* _Given task_
Return each entry exactly, with none missing.

<<<<

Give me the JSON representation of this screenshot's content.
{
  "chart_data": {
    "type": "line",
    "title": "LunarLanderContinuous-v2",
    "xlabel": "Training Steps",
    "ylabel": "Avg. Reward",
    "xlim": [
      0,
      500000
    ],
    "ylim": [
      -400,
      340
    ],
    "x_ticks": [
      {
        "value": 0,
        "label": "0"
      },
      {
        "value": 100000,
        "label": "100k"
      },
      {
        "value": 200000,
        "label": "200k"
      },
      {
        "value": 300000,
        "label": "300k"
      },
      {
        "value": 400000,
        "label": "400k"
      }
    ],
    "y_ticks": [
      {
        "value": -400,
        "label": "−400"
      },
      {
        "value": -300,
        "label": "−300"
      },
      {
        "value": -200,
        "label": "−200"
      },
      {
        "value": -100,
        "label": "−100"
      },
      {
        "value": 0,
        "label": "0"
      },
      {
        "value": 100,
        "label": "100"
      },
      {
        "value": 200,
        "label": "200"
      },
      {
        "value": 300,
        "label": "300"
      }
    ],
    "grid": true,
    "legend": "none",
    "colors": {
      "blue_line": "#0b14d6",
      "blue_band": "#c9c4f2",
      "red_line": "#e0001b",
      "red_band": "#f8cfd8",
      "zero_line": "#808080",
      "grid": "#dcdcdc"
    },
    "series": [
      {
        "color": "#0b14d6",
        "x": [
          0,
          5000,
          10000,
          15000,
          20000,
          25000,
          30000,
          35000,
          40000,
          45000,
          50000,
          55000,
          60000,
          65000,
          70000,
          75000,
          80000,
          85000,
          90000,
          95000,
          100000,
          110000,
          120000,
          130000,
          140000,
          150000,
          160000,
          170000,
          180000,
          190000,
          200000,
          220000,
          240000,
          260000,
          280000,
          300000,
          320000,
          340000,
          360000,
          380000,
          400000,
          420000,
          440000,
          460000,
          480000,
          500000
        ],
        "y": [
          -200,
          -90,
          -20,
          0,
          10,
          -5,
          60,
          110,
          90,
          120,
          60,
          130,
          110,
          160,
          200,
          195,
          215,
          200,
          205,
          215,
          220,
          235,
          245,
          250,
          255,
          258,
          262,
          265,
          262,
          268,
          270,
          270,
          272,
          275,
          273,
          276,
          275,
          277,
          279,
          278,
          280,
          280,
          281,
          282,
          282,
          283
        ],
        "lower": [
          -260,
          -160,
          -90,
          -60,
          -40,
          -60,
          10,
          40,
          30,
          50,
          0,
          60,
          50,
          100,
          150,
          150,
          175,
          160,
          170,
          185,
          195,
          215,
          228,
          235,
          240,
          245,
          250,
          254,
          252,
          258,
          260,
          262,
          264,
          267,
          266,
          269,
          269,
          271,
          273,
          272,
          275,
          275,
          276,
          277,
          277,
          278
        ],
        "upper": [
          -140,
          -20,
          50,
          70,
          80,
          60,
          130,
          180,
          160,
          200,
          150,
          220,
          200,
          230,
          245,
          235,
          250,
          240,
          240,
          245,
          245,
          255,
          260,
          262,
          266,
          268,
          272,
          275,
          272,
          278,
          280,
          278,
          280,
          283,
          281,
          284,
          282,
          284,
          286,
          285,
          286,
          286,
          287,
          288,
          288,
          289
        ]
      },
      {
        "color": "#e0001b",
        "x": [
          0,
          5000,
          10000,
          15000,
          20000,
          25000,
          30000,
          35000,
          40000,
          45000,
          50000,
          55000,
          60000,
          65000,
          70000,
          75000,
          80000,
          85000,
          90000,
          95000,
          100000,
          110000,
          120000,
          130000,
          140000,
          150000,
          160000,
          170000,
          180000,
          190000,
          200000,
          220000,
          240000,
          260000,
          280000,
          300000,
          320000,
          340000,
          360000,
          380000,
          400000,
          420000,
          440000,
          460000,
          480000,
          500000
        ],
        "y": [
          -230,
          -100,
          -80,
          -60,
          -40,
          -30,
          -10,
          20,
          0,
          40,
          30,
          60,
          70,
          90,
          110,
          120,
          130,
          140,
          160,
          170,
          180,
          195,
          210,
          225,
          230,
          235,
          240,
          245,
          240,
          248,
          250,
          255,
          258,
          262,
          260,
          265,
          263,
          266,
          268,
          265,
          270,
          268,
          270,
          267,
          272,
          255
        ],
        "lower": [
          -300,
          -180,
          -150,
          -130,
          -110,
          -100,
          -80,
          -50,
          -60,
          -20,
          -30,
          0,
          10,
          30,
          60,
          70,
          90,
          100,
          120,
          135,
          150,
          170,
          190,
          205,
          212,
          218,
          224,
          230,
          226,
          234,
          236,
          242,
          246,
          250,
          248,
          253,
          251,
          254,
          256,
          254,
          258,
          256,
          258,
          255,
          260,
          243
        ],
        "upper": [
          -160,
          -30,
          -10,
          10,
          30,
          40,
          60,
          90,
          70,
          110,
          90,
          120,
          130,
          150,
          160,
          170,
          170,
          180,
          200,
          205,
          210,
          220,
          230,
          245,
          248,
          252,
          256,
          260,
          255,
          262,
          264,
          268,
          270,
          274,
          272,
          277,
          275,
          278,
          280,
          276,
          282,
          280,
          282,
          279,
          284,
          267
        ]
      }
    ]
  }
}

>>>>

* _Reply_
Give me the JSON representation of this screenshot's content.
{
  "chart_data": {
    "type": "line",
    "title": "LunarLanderContinuous-v2",
    "xlabel": "Training Steps",
    "ylabel": "Avg. Reward",
    "xlim": [
      0,
      500000
    ],
    "ylim": [
      -400,
      340
    ],
    "x_ticks": [
      {
        "value": 0,
        "label": "0"
      },
      {
        "value": 100000,
        "label": "100k"
      },
      {
        "value": 200000,
        "label": "200k"
      },
      {
        "value": 300000,
        "label": "300k"
      },
      {
        "value": 400000,
        "label": "400k"
      }
    ],
    "y_ticks": [
      {
        "value": -400,
        "label": "−400"
      },
      {
        "value": -300,
        "label": "−300"
      },
      {
        "value": -200,
        "label": "−200"
      },
      {
        "value": -100,
        "label": "−100"
      },
      {
        "value": 0,
        "label": "0"
      },
      {
        "value": 100,
        "label": "100"
      },
      {
        "value": 200,
        "label": "200"
      },
      {
        "value": 300,
        "label": "300"
      }
    ],
    "grid": true,
    "legend": "none",
    "colors": {
      "blue_line": "#0b14d6",
      "blue_band": "#c9c4f2",
      "red_line": "#e0001b",
      "red_band": "#f8cfd8",
      "zero_line": "#808080",
      "grid": "#dcdcdc"
    },
    "series": [
      {
        "color": "#0b14d6",
        "x": [
          0,
          5000,
          10000,
          15000,
          20000,
          25000,
          30000,
          35000,
          40000,
          45000,
          50000,
          55000,
          60000,
          65000,
          70000,
          75000,
          80000,
          85000,
          90000,
          95000,
          100000,
          110000,
          120000,
          130000,
          140000,
          150000,
          160000,
          170000,
          180000,
          190000,
          200000,
          220000,
          240000,
          260000,
          280000,
          300000,
          320000,
          340000,
          360000,
          380000,
          400000,
          420000,
          440000,
          460000,
          480000,
          500000
        ],
        "y": [
          -200,
          -90,
          -20,
          0,
          10,
          -5,
          60,
          110,
          90,
          120,
          60,
          130,
          110,
          160,
          200,
          195,
          215,
          200,
          205,
          215,
          220,
          235,
          245,
          250,
          255,
          258,
          262,
          265,
          262,
          268,
          270,
          270,
          272,
          275,
          273,
          276,
          275,
          277,
          279,
          278,
          280,
          280,
          281,
          282,
          282,
          283
        ],
        "lower": [
          -260,
          -160,
          -90,
          -60,
          -40,
          -60,
          10,
          40,
          30,
          50,
          0,
          60,
          50,
          100,
          150,
          150,
          175,
          160,
          170,
          185,
          195,
          215,
          228,
          235,
          240,
          245,
          250,
          254,
          252,
          258,
          260,
          262,
          264,
          267,
          266,
          269,
          269,
          271,
          273,
          272,
          275,
          275,
          276,
          277,
          277,
          278
        ],
        "upper": [
          -140,
          -20,
          50,
          70,
          80,
          60,
          130,
          180,
          160,
          200,
          150,
          220,
          200,
          230,
          245,
          235,
          250,
          240,
          240,
          245,
          245,
          255,
          260,
          262,
          266,
          268,
          272,
          275,
          272,
          278,
          280,
          278,
          280,
          283,
          281,
          284,
          282,
          284,
          286,
          285,
          286,
          286,
          287,
          288,
          288,
          289
        ]
      },
      {
        "color": "#e0001b",
        "x": [
          0,
          5000,
          10000,
          15000,
          20000,
          25000,
          30000,
          35000,
          40000,
          45000,
          50000,
          55000,
          60000,
          65000,
          70000,
          75000,
          80000,
          85000,
          90000,
          95000,
          100000,
          110000,
          120000,
          130000,
          140000,
          150000,
          160000,
          170000,
          180000,
          190000,
          200000,
          220000,
          240000,
          260000,
          280000,
          300000,
          320000,
          340000,
          360000,
          380000,
          400000,
          420000,
          440000,
          460000,
          480000,
          500000
        ],
        "y": [
          -230,
          -100,
          -80,
          -60,
          -40,
          -30,
          -10,
          20,
          0,
          40,
          30,
          60,
          70,
          90,
          110,
          120,
          130,
          140,
          160,
          170,
          180,
          195,
          210,
          225,
          230,
          235,
          240,
          245,
          240,
          248,
          250,
          255,
          258,
          262,
          260,
          265,
          263,
          266,
          268,
          265,
          270,
          268,
          270,
          267,
          272,
          255
        ],
        "lower": [
          -300,
          -180,
          -150,
          -130,
          -110,
          -100,
          -80,
          -50,
          -60,
          -20,
          -30,
          0,
          10,
          30,
          60,
          70,
          90,
          100,
          120,
          135,
          150,
          170,
          190,
          205,
          212,
          218,
          224,
          230,
          226,
          234,
          236,
          242,
          246,
          250,
          248,
          253,
          251,
          254,
          256,
          254,
          258,
          256,
          258,
          255,
          260,
          243
        ],
        "upper": [
          -160,
          -30,
          -10,
          10,
          30,
          40,
          60,
          90,
          70,
          110,
          90,
          120,
          130,
          150,
          160,
          170,
          170,
          180,
          200,
          205,
          210,
          220,
          230,
          245,
          248,
          252,
          256,
          260,
          255,
          262,
          264,
          268,
          270,
          274,
          272,
          277,
          275,
          278,
          280,
          276,
          282,
          280,
          282,
          279,
          284,
          267
        ]
      }
    ]
  }
}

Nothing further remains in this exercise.